REQUIREMENTS: Please show every line of the data below that contains the string "chart".

------------------------------------------------

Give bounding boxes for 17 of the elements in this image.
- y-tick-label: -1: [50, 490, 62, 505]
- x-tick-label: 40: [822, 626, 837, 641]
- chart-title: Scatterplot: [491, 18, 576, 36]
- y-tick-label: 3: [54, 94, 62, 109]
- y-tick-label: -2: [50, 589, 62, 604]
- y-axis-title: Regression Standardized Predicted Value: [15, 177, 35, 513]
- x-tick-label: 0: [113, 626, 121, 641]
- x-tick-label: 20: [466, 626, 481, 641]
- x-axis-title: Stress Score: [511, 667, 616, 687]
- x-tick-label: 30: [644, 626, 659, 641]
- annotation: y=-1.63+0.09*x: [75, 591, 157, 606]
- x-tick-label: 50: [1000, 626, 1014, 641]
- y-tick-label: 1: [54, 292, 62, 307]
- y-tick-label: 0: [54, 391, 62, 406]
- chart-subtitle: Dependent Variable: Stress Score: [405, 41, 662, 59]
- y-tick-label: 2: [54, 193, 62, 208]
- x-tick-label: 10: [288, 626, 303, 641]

------------------------------------------------

WRITTEN RESPONSE:
- chart-title: Scatterplot: [491, 18, 576, 36]
- chart-subtitle: Dependent Variable: Stress Score: [405, 41, 662, 59]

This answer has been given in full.